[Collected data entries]
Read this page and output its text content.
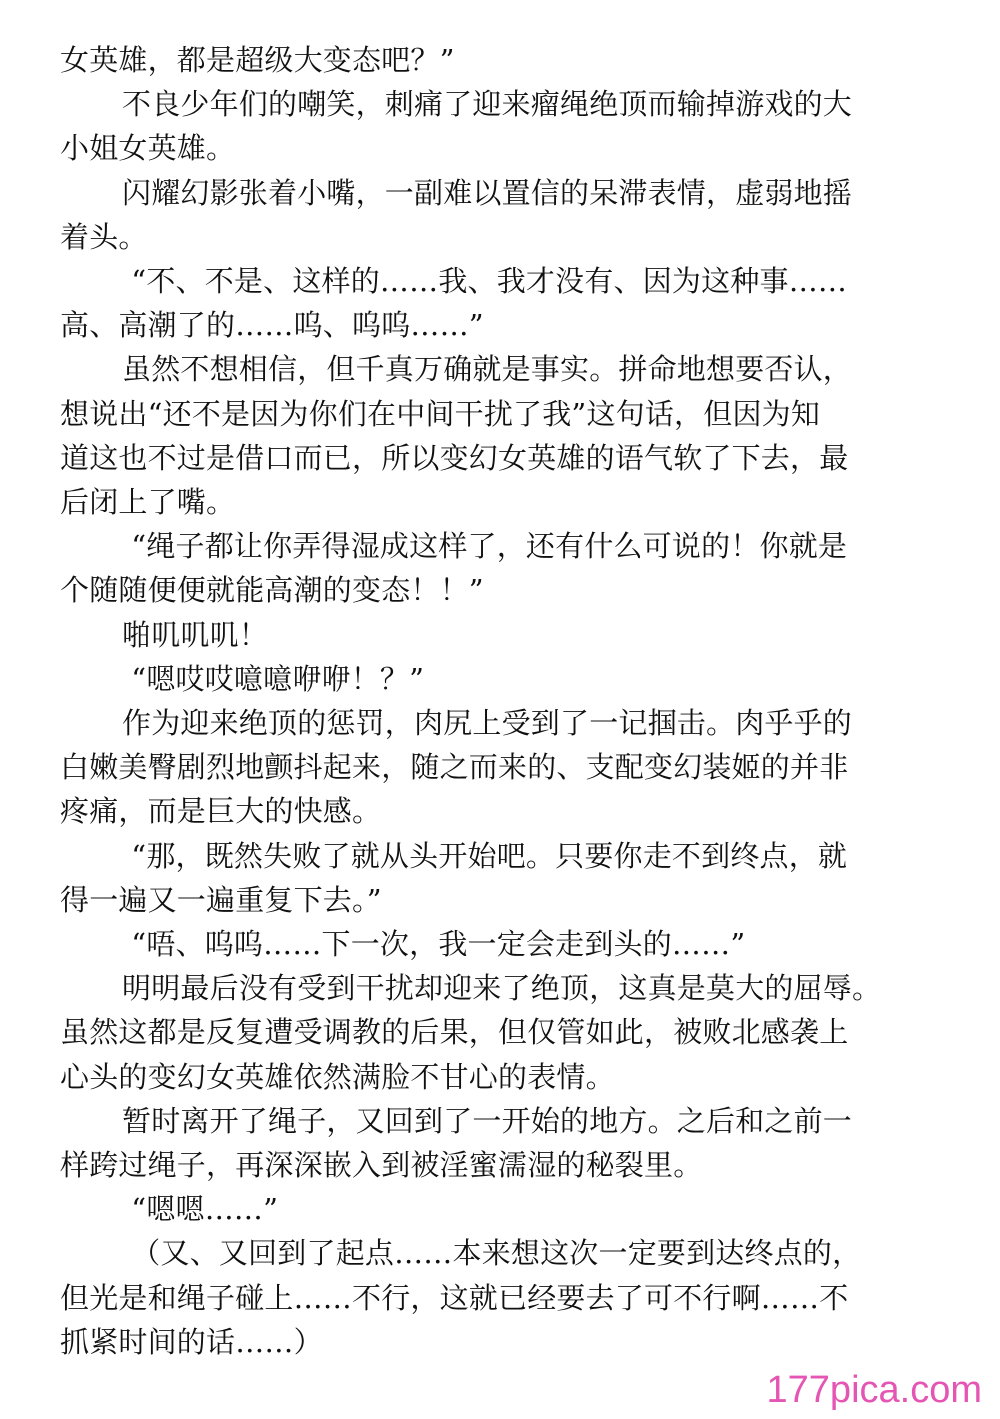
女英雄，都是超级大变态吧？”
不良少年们的嘲笑，刺痛了迎来瘤绳绝顶而输掉游戏的大
小姐女英雄。
闪耀幻影张着小嘴，一副难以置信的呆滞表情，虚弱地摇
着头。
“不、不是、这样的……我、我才没有、因为这种事……
高、高潮了的……呜、呜呜……”
虽然不想相信，但千真万确就是事实。拼命地想要否认，
想说出“还不是因为你们在中间干扰了我”这句话，但因为知
道这也不过是借口而已，所以变幻女英雄的语气软了下去，最
后闭上了嘴。
“绳子都让你弄得湿成这样了，还有什么可说的！你就是
个随随便便就能高潮的变态！！”
啪叽叽叽！
“嗯哎哎噫噫咿咿！？”
作为迎来绝顶的惩罚，肉尻上受到了一记掴击。肉乎乎的
白嫩美臀剧烈地颤抖起来，随之而来的、支配变幻装姬的并非
疼痛，而是巨大的快感。
“那，既然失败了就从头开始吧。只要你走不到终点，就
得一遍又一遍重复下去。”
“唔、呜呜……下一次，我一定会走到头的……”
明明最后没有受到干扰却迎来了绝顶，这真是莫大的屈辱。
虽然这都是反复遭受调教的后果，但仅管如此，被败北感袭上
心头的变幻女英雄依然满脸不甘心的表情。
暂时离开了绳子，又回到了一开始的地方。之后和之前一
样跨过绳子，再深深嵌入到被淫蜜濡湿的秘裂里。
“嗯嗯……”
（又、又回到了起点……本来想这次一定要到达终点的，
但光是和绳子碰上……不行，这就已经要去了可不行啊……不
抓紧时间的话……）
177pica.com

Aim: Output the entries above exactly. Drop the pictures.

Task result:
Read this page and output its text content.
女英雄，都是超级大变态吧？”
不良少年们的嘲笑，刺痛了迎来瘤绳绝顶而输掉游戏的大
小姐女英雄。
闪耀幻影张着小嘴，一副难以置信的呆滞表情，虚弱地摇
着头。
“不、不是、这样的……我、我才没有、因为这种事……
高、高潮了的……呜、呜呜……”
虽然不想相信，但千真万确就是事实。拼命地想要否认，
想说出“还不是因为你们在中间干扰了我”这句话，但因为知
道这也不过是借口而已，所以变幻女英雄的语气软了下去，最
后闭上了嘴。
“绳子都让你弄得湿成这样了，还有什么可说的！你就是
个随随便便就能高潮的变态！！”
啪叽叽叽！
“嗯哎哎噫噫咿咿！？”
作为迎来绝顶的惩罚，肉尻上受到了一记掴击。肉乎乎的
白嫩美臀剧烈地颤抖起来，随之而来的、支配变幻装姬的并非
疼痛，而是巨大的快感。
“那，既然失败了就从头开始吧。只要你走不到终点，就
得一遍又一遍重复下去。”
“唔、呜呜……下一次，我一定会走到头的……”
明明最后没有受到干扰却迎来了绝顶，这真是莫大的屈辱。
虽然这都是反复遭受调教的后果，但仅管如此，被败北感袭上
心头的变幻女英雄依然满脸不甘心的表情。
暂时离开了绳子，又回到了一开始的地方。之后和之前一
样跨过绳子，再深深嵌入到被淫蜜濡湿的秘裂里。
“嗯嗯……”
（又、又回到了起点……本来想这次一定要到达终点的，
但光是和绳子碰上……不行，这就已经要去了可不行啊……不
抓紧时间的话……）
177pica.com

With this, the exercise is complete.